▶ WHAT YOU WILL DO
(A) From the exhibition text below, extract the passage from "beach cities/south bay" up to and including "with each other.".
(B) According to the exhibition text below, in what year did Miyo Hernandez receive her MFA in photography from the California Institute of the Arts?
(C) List every artist featured in the exhibition text below.

▶ TEXT SEGMENT
>> Start

3601 South Gaffey St., Box 1
San Pedro, CA 90731
May 12th, 2013 - October 18th, 2013

beach cities/south bay
Monday > Friday 10 - 5pm; every 2nd Saturday of the month


Over the next two years artwork will be selected on an ongoing basis that employ storytelling techniques to encourage dialogue on issues relevant to the South Bay/Harbor community and/or shared history. The artworks encourage us to think about our lives and how we communicate our story with each other. 

Miyo Hernandez

Miyo Hernandez's narrative photography is based in and around Los Angeles. The stories are presented in the form of images and text, which offer a momentary look into events that reflect conflicts and experiences within her community. 


Miyo Hernandez is a Los Angeles based artist whose narrative work reflects life in the San Gabriel Valley and East Los Angeles. Other projects based in the Midwest and southern United States, trace her own family history, including her experiences as a biracial child and also the local histories of her birthplace in Indiana. Her work has been exhibited in the United States and Europe. She received her BFA from the California College of the Arts in Oakland, CA in 1996, and received her MFA in photography from the California Institute of the Arts in 2000. She currently works as an adjunct professor in photography at the College of the Canyons in Santa Clarita and Pasadena City College. In addition to photography, she also works in the medium of printmaking, producing linocut, woodcut, and limited edition prints in collaboration with Self Help Graphics. Go to artist's website 

Ann Le

The series, Thinking of You, consists of hundreds of old family photos that the artist merged to create a visual "mash-up". The images were inspired by a recorded conversation between the artist's mother and older sister when she was a little girl; the conversation is about the family's emigration from Vietnam to Malaysia by boat. As each image is lost within the collective whole, a new image emerges that is both specific to the artist and open to our own interpretation. 


Ann Le is a Southern California native and a recent MFA graduate at California State University Long Beach with an emphasis in Photography and Mixed Media. She is interested in voyeurism and finds it pleasing to look in while others look away. Fascinated by the ever-engaging memory in the midst of the present. She correlates the artificial with her remembrances of family drama, alongside with her ethnicity and culture. Sentiment is vital in her works as she pulls from her personal experiences to construct imposing art. Go to artist's website

Karena Massengill

Karena Massengill's work begins in her heart as emotions, and as she start to build the concept becomes clearer. For many years she was involved with creating visual sounds. The idea of someone's eyes hearing, and ears seeing, fascinated her and is evidenced within her early work. 

More recently socio political ideas manifested within communities and families have captivated her interest. Presently she is also exploring these ideas within digital media as well as more traditional materials for sculpture, drawing, and painting. 

She created the installation "Looking In, Seeing Out" just after the 1992 Los Angeles riots. Within her neighborhood, she saw burning buildings and angry desperate people. 

The idea of the work evolved as she began casting old and young people of all sorts of backgrounds and ethnicities. It intrigued her to see how people experienced the installation, largely dependent upon their own life perspective. Some viewed them as arms that were reaching out in desperation, in need of help. Others saw them as wanting to grab and or take advantage of the viewer.

>> End

Annotated region listings
>> Start

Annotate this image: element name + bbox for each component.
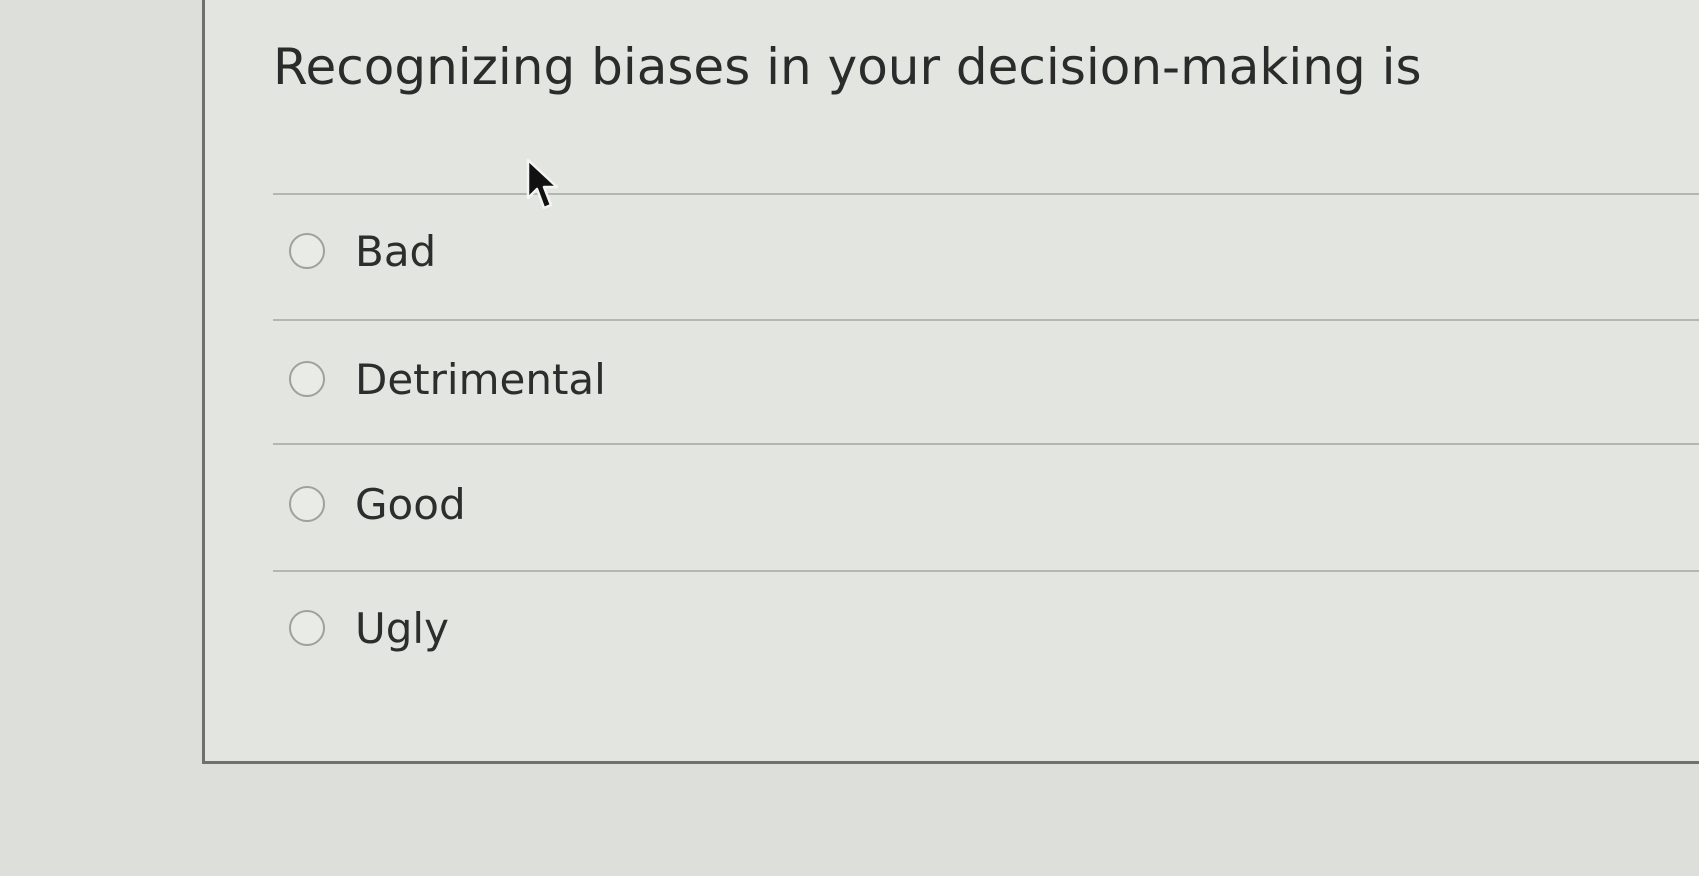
divider <box>273 193 1699 195</box>
answer-label-bad[interactable]: Bad <box>355 227 436 276</box>
radio-button-icon[interactable] <box>289 361 325 397</box>
answer-option-bad[interactable]: Bad <box>289 221 436 281</box>
radio-button-icon[interactable] <box>289 610 325 646</box>
answer-label-ugly[interactable]: Ugly <box>355 604 449 653</box>
divider <box>273 319 1699 321</box>
radio-button-icon[interactable] <box>289 233 325 269</box>
question-prompt: Recognizing biases in your decision-maki… <box>273 38 1422 96</box>
divider <box>273 443 1699 445</box>
answer-label-detrimental[interactable]: Detrimental <box>355 355 606 404</box>
answer-option-detrimental[interactable]: Detrimental <box>289 349 606 409</box>
radio-button-icon[interactable] <box>289 486 325 522</box>
divider <box>273 570 1699 572</box>
mouse-pointer-icon <box>526 158 559 210</box>
answer-option-ugly[interactable]: Ugly <box>289 598 449 658</box>
question-card: Recognizing biases in your decision-maki… <box>202 0 1699 764</box>
answer-label-good[interactable]: Good <box>355 480 466 529</box>
answer-option-good[interactable]: Good <box>289 474 466 534</box>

>> End

▶ OUTPUTS BY TASK
(A)
beach cities/south bay
Monday > Friday 10 - 5pm; every 2nd Saturday of the month


Over the next two years artwork will be selected on an ongoing basis that employ storytelling techniques to encourage dialogue on issues relevant to the South Bay/Harbor community and/or shared history. The artworks encourage us to think about our lives and how we communicate our story with each other.

(B) 2000

(C) Miyo Hernandez, Ann Le, Karena Massengill